— Your task —
Copy the rows below word for word, beginning with the line that contains "row: KCDC 1339: 질병관리본부 — [130, 241, 270, 276]" and continuing through the line that contains "logo: Incheon city — [555, 18, 684, 48]".

— Stored items from a collection —

|---|

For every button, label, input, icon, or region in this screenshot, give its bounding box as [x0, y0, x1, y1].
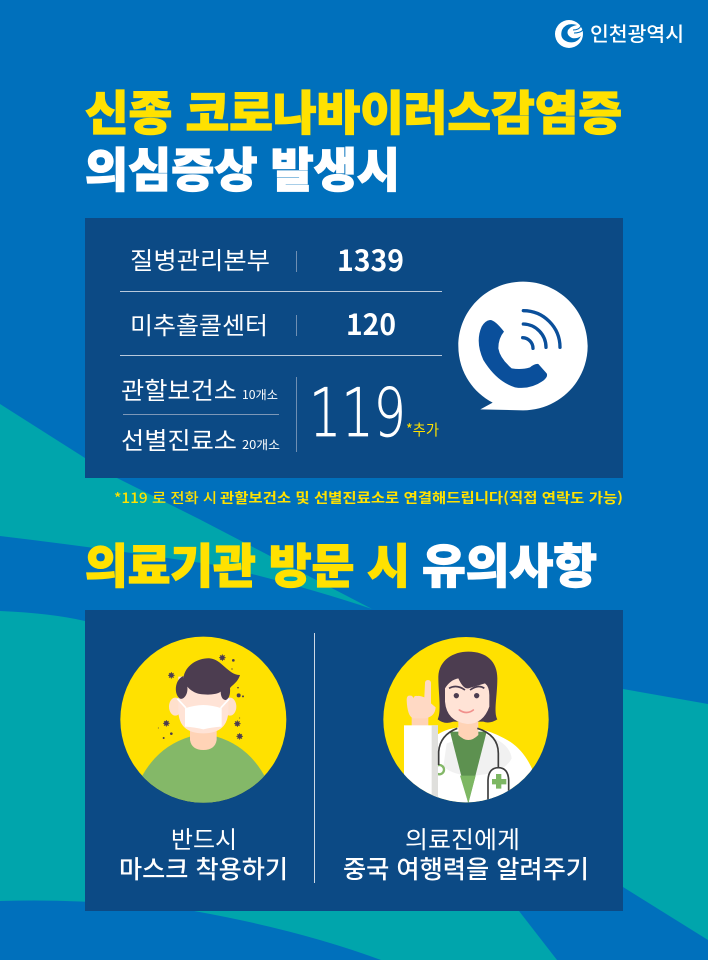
row: KCDC 1339: 질병관리본부 — [130, 241, 270, 276]
heading: hospital visit precautions: 의료기관 방문 시 — [85, 528, 410, 597]
panel: precautions — [85, 610, 623, 911]
added note: *추가 — [406, 419, 439, 440]
title line 1: 신종 코로나바이러스감염증 — [85, 75, 622, 144]
row: KCDC 1339 — [130, 238, 404, 280]
icon: phone speech bubble — [458, 282, 588, 410]
row: screening clinics: 선별진료소 — [121, 421, 237, 456]
text: tell staff about China travel: 중국 여행력을 알려주기 — [343, 850, 589, 886]
icon: swirl emblem — [555, 20, 583, 48]
logo: Incheon city — [555, 18, 684, 48]
text: tell staff about China travel: 의료진에게 — [405, 820, 520, 855]
footnote: *119 로 전화 시 — [114, 488, 217, 508]
icon: doctor pointing up — [383, 637, 549, 807]
icon: person with mask — [120, 637, 286, 807]
row: health centers: 10개소 — [242, 386, 278, 403]
heading: hospital visit precautions — [85, 528, 597, 597]
logo wordmark: 인천광역시 — [590, 18, 684, 47]
text: tell staff about China travel — [343, 820, 589, 886]
row: Michuhol call center 120: 미추홀콜센터 — [130, 306, 268, 341]
row: screening clinics: 20개소 — [242, 436, 280, 453]
footnote: 관할보건소 및 선별진료소로 연결해드립니다(직접 연락도 가능) — [220, 488, 623, 508]
text: wear a mask: 반드시 — [171, 820, 237, 855]
row: Michuhol call center 120: 120 — [346, 302, 396, 344]
title — [85, 75, 622, 201]
panel: contact numbers — [85, 218, 623, 478]
title line 2: 의심증상 발생시 — [85, 132, 400, 201]
row: Michuhol call center 120 — [130, 302, 396, 344]
text: wear a mask: 마스크 착용하기 — [119, 850, 288, 886]
heading: hospital visit precautions: 유의사항 — [422, 528, 597, 597]
number 119: 119 — [309, 374, 406, 452]
text: wear a mask — [119, 820, 288, 886]
row: screening clinics — [121, 421, 280, 456]
row: health centers: 관할보건소 — [121, 371, 237, 406]
row: KCDC 1339: 1339 — [337, 238, 404, 280]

|---|

— Final answer —
row: KCDC 1339: 질병관리본부 — [130, 241, 270, 276]
heading: hospital visit precautions: 의료기관 방문 시 — [85, 528, 410, 597]
panel: precautions — [85, 610, 623, 911]
added note: *추가 — [406, 419, 439, 440]
title line 1: 신종 코로나바이러스감염증 — [85, 75, 622, 144]
row: KCDC 1339 — [130, 238, 404, 280]
icon: phone speech bubble — [458, 282, 588, 410]
row: screening clinics: 선별진료소 — [121, 421, 237, 456]
text: tell staff about China travel: 중국 여행력을 알려주기 — [343, 850, 589, 886]
icon: swirl emblem — [555, 20, 583, 48]
logo: Incheon city — [555, 18, 684, 48]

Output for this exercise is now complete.